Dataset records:
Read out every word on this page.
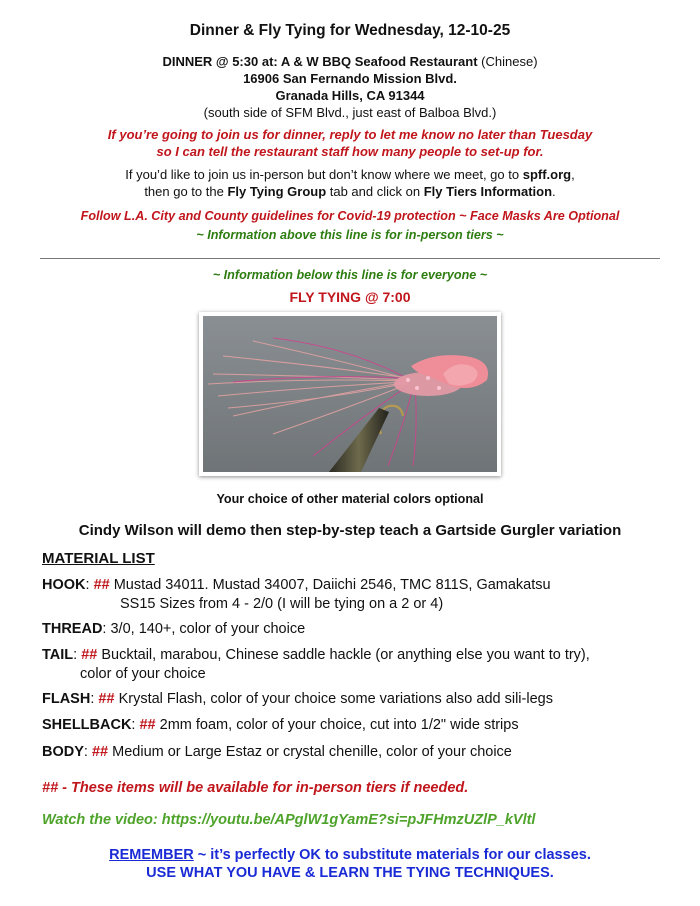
Dinner & Fly Tying for Wednesday, 12-10-25
DINNER @ 5:30 at: A & W BBQ Seafood Restaurant (Chinese)
16906 San Fernando Mission Blvd.
Granada Hills, CA 91344
(south side of SFM Blvd., just east of Balboa Blvd.)
If you’re going to join us for dinner, reply to let me know no later than Tuesday
so I can tell the restaurant staff how many people to set-up for.
If you’d like to join us in-person but don’t know where we meet, go to spff.org,
then go to the Fly Tying Group tab and click on Fly Tiers Information.
Follow L.A. City and County guidelines for Covid-19 protection ~ Face Masks Are Optional
~ Information above this line is for in-person tiers ~
~ Information below this line is for everyone ~
FLY TYING @ 7:00
Your choice of other material colors optional
Cindy Wilson will demo then step-by-step teach a Gartside Gurgler variation
MATERIAL LIST
HOOK: ## Mustad 34011. Mustad 34007, Daiichi 2546, TMC 811S, Gamakatsu
SS15 Sizes from 4 - 2/0 (I will be tying on a 2 or 4)
THREAD: 3/0, 140+, color of your choice
TAIL: ## Bucktail, marabou, Chinese saddle hackle (or anything else you want to try),
color of your choice
FLASH: ## Krystal Flash, color of your choice some variations also add sili-legs
SHELLBACK: ## 2mm foam, color of your choice, cut into 1/2" wide strips
BODY: ## Medium or Large Estaz or crystal chenille, color of your choice
## - These items will be available for in-person tiers if needed.
Watch the video: https://youtu.be/APglW1gYamE?si=pJFHmzUZlP_kVltl
REMEMBER ~ it’s perfectly OK to substitute materials for our classes.
USE WHAT YOU HAVE & LEARN THE TYING TECHNIQUES.
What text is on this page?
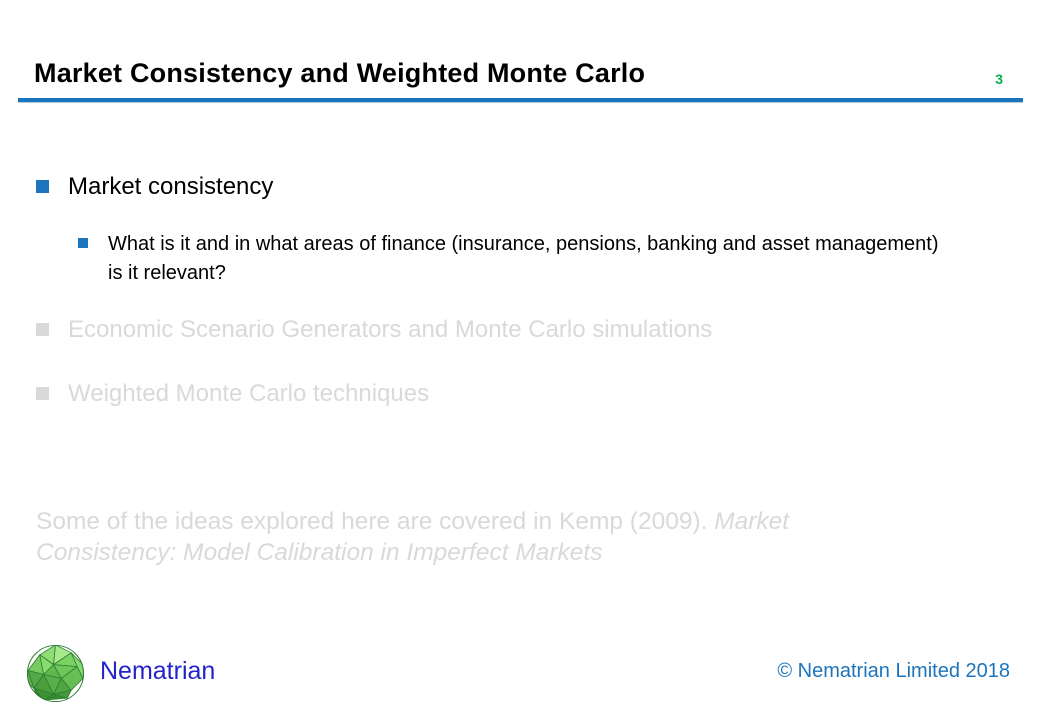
Market Consistency and Weighted Monte Carlo	3
Market consistency
What is it and in what areas of finance (insurance, pensions, banking and asset management) is it relevant?
Economic Scenario Generators and Monte Carlo simulations
Weighted Monte Carlo techniques
Some of the ideas explored here are covered in Kemp (2009). Market Consistency: Model Calibration in Imperfect Markets
Nematrian	© Nematrian Limited 2018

Task instructions: All records must be output exactly as they are, except for the pictures, which are left out.

The answer:
Read out every word on this page.
Dinner & Fly Tying for Wednesday, 12-10-25
DINNER @ 5:30 at: A & W BBQ Seafood Restaurant (Chinese)
16906 San Fernando Mission Blvd.
Granada Hills, CA 91344
(south side of SFM Blvd., just east of Balboa Blvd.)
If you’re going to join us for dinner, reply to let me know no later than Tuesday
so I can tell the restaurant staff how many people to set-up for.
If you’d like to join us in-person but don’t know where we meet, go to spff.org,
then go to the Fly Tying Group tab and click on Fly Tiers Information.
Follow L.A. City and County guidelines for Covid-19 protection ~ Face Masks Are Optional
~ Information above this line is for in-person tiers ~
~ Information below this line is for everyone ~
FLY TYING @ 7:00
Your choice of other material colors optional
Cindy Wilson will demo then step-by-step teach a Gartside Gurgler variation
MATERIAL LIST
HOOK: ## Mustad 34011. Mustad 34007, Daiichi 2546, TMC 811S, Gamakatsu
SS15 Sizes from 4 - 2/0 (I will be tying on a 2 or 4)
THREAD: 3/0, 140+, color of your choice
TAIL: ## Bucktail, marabou, Chinese saddle hackle (or anything else you want to try),
color of your choice
FLASH: ## Krystal Flash, color of your choice some variations also add sili-legs
SHELLBACK: ## 2mm foam, color of your choice, cut into 1/2" wide strips
BODY: ## Medium or Large Estaz or crystal chenille, color of your choice
## - These items will be available for in-person tiers if needed.
Watch the video: https://youtu.be/APglW1gYamE?si=pJFHmzUZlP_kVltl
REMEMBER ~ it’s perfectly OK to substitute materials for our classes.
USE WHAT YOU HAVE & LEARN THE TYING TECHNIQUES.
What text is on this page?
Market Consistency and Weighted Monte Carlo	3
Market consistency
What is it and in what areas of finance (insurance, pensions, banking and asset management) is it relevant?
Economic Scenario Generators and Monte Carlo simulations
Weighted Monte Carlo techniques
Some of the ideas explored here are covered in Kemp (2009). Market Consistency: Model Calibration in Imperfect Markets
Nematrian	© Nematrian Limited 2018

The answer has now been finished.